EXERCISE PROMPT:
Using the records below, locate all lines containing "JSON" and return them.

## START STORED DATA

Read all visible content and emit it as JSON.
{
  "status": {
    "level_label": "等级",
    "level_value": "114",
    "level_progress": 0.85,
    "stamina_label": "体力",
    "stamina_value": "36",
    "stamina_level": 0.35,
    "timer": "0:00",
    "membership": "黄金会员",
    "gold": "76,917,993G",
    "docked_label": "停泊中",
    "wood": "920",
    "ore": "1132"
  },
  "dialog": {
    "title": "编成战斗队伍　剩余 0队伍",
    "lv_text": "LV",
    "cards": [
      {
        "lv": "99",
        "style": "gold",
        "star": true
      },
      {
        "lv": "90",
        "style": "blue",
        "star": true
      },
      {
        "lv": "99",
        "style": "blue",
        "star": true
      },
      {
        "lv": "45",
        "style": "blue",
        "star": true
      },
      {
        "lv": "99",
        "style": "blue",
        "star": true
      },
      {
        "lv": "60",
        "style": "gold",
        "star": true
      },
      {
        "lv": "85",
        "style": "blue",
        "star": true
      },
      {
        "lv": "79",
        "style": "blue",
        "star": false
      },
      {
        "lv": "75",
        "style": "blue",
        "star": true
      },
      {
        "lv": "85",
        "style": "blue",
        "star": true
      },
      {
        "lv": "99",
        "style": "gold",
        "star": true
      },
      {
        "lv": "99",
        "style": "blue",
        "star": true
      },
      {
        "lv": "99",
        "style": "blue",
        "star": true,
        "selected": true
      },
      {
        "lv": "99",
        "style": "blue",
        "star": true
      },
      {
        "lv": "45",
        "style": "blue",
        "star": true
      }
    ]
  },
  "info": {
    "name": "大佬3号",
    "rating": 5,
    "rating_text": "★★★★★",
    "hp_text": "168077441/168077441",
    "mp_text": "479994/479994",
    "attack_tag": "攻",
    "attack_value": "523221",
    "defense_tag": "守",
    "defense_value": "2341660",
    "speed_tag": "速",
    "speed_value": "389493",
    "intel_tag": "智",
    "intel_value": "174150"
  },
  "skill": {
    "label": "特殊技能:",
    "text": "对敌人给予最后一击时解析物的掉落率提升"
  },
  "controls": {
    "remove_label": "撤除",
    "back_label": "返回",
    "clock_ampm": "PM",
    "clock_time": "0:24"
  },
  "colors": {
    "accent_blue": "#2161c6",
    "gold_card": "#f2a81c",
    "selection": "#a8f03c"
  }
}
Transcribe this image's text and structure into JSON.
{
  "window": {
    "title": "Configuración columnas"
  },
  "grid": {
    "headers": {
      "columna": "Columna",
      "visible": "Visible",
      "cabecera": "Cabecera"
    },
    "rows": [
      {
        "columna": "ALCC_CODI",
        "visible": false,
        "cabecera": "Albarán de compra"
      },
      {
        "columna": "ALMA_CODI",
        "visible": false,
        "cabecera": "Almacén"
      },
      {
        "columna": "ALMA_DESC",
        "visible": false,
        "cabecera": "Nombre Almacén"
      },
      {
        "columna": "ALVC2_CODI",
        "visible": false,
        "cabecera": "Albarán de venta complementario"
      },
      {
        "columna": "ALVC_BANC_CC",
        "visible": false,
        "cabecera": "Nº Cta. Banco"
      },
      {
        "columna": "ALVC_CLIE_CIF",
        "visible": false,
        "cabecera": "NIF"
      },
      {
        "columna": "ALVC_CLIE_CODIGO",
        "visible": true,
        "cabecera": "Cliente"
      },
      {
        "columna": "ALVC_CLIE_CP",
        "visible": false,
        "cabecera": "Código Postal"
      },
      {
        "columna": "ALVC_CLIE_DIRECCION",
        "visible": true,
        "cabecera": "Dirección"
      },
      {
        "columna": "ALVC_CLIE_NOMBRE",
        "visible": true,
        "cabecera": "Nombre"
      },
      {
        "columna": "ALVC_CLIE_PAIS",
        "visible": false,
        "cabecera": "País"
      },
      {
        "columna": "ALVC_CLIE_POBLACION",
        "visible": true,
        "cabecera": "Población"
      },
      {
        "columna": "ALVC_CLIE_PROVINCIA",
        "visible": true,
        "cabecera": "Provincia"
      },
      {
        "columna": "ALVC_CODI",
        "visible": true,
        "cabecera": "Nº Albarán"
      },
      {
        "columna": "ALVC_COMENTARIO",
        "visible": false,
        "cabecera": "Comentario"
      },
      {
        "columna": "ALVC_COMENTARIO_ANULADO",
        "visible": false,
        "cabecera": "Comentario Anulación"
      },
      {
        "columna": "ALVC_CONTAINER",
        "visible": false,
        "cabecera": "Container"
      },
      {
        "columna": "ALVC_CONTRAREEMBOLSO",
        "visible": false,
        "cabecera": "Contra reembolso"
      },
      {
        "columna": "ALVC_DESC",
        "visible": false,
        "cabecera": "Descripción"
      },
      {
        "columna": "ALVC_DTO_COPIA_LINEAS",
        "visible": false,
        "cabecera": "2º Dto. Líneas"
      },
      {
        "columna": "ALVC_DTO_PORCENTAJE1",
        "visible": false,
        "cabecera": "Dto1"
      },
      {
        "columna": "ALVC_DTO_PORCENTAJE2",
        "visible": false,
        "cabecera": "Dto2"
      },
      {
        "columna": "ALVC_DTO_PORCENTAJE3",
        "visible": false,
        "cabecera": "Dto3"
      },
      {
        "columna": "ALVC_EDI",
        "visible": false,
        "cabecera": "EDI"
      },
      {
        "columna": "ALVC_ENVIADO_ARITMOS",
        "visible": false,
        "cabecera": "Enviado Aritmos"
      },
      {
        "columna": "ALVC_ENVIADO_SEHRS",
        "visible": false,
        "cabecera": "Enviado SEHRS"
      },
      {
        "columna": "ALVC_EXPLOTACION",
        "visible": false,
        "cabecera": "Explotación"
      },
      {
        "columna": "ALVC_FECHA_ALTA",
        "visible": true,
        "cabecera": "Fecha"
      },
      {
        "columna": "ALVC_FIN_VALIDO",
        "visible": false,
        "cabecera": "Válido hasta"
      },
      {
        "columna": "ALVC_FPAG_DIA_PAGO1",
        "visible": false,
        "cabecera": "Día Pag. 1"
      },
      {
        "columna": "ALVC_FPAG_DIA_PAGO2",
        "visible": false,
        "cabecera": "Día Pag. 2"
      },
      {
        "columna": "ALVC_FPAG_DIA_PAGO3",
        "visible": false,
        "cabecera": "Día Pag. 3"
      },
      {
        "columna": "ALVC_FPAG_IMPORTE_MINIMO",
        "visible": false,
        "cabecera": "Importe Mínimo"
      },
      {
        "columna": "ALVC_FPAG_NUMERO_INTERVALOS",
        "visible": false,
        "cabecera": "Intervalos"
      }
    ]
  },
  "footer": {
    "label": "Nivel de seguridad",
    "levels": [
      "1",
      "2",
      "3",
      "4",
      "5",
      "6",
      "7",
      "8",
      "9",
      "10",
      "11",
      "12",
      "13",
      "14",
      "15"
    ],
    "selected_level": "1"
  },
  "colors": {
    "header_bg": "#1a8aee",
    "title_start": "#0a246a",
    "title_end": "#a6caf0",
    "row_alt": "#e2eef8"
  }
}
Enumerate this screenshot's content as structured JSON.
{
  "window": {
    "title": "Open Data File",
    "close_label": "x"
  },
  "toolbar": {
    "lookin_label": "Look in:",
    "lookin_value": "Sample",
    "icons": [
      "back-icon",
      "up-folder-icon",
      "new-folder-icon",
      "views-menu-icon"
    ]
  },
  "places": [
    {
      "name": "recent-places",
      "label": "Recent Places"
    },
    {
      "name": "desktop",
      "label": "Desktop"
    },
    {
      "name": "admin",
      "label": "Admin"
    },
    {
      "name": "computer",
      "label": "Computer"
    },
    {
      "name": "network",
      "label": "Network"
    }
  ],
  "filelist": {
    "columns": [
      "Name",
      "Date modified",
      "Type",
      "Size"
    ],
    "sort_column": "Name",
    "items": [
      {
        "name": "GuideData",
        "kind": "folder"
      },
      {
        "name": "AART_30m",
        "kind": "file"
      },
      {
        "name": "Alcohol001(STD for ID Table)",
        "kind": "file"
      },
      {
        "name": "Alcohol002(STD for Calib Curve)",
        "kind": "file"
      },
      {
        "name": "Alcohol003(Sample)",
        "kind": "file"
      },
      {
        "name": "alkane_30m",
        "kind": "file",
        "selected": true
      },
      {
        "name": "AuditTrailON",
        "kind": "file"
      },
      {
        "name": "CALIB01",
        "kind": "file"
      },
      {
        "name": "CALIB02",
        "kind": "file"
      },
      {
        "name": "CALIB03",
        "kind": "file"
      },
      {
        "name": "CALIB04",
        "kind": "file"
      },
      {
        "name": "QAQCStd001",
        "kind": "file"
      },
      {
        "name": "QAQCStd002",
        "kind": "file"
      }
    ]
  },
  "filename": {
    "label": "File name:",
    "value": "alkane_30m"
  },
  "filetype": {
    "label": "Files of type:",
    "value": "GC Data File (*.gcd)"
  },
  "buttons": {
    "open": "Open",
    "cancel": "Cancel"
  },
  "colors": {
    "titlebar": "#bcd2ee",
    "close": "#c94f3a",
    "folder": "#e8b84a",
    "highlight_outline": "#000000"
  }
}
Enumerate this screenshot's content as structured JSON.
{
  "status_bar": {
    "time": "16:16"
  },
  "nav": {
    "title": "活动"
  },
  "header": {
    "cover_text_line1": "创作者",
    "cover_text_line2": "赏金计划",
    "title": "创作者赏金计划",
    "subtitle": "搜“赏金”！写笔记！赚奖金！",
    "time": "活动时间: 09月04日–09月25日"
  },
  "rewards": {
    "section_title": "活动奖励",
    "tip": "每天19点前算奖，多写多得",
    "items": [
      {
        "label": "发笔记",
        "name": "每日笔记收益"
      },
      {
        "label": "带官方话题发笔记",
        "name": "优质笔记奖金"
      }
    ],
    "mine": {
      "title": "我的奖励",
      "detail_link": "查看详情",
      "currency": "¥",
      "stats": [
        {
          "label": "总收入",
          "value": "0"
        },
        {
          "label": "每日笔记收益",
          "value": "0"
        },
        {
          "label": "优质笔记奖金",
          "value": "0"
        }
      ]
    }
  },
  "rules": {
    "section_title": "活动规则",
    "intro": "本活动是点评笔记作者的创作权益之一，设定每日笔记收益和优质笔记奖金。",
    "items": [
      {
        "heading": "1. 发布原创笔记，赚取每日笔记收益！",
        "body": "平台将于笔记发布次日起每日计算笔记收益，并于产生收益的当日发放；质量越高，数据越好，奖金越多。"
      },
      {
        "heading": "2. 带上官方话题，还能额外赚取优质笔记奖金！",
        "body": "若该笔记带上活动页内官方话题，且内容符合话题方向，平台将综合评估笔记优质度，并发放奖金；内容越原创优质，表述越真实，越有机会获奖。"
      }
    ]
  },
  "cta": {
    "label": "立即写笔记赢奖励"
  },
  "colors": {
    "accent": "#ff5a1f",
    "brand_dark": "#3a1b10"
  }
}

## END STORED DATA

SOLUTION TO THIS TASK:
Read all visible content and emit it as JSON.
Transcribe this image's text and structure into JSON.
Enumerate this screenshot's content as structured JSON.
Enumerate this screenshot's content as structured JSON.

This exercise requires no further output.